What to do — The records that follow must be reproduced in full, exactly as written.
[Begin Data shown]
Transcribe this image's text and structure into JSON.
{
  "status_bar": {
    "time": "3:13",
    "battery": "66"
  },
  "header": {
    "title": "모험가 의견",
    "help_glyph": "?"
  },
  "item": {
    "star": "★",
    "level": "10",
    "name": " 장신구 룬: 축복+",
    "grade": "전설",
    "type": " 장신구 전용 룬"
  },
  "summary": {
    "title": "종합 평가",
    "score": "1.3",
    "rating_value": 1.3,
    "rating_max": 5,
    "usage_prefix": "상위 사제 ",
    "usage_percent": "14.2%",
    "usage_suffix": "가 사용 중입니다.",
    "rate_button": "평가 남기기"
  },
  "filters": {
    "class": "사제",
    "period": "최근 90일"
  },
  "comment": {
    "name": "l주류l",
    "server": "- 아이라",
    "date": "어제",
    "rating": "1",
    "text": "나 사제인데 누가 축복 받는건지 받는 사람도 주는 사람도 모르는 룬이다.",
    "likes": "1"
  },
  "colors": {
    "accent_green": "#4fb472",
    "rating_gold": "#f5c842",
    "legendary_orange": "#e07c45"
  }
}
[End Data shown]
Response to this exercise —
Transcribe this image's text and structure into JSON.
{
  "status_bar": {
    "time": "3:13",
    "battery": "66"
  },
  "header": {
    "title": "모험가 의견",
    "help_glyph": "?"
  },
  "item": {
    "star": "★",
    "level": "10",
    "name": " 장신구 룬: 축복+",
    "grade": "전설",
    "type": " 장신구 전용 룬"
  },
  "summary": {
    "title": "종합 평가",
    "score": "1.3",
    "rating_value": 1.3,
    "rating_max": 5,
    "usage_prefix": "상위 사제 ",
    "usage_percent": "14.2%",
    "usage_suffix": "가 사용 중입니다.",
    "rate_button": "평가 남기기"
  },
  "filters": {
    "class": "사제",
    "period": "최근 90일"
  },
  "comment": {
    "name": "l주류l",
    "server": "- 아이라",
    "date": "어제",
    "rating": "1",
    "text": "나 사제인데 누가 축복 받는건지 받는 사람도 주는 사람도 모르는 룬이다.",
    "likes": "1"
  },
  "colors": {
    "accent_green": "#4fb472",
    "rating_gold": "#f5c842",
    "legendary_orange": "#e07c45"
  }
}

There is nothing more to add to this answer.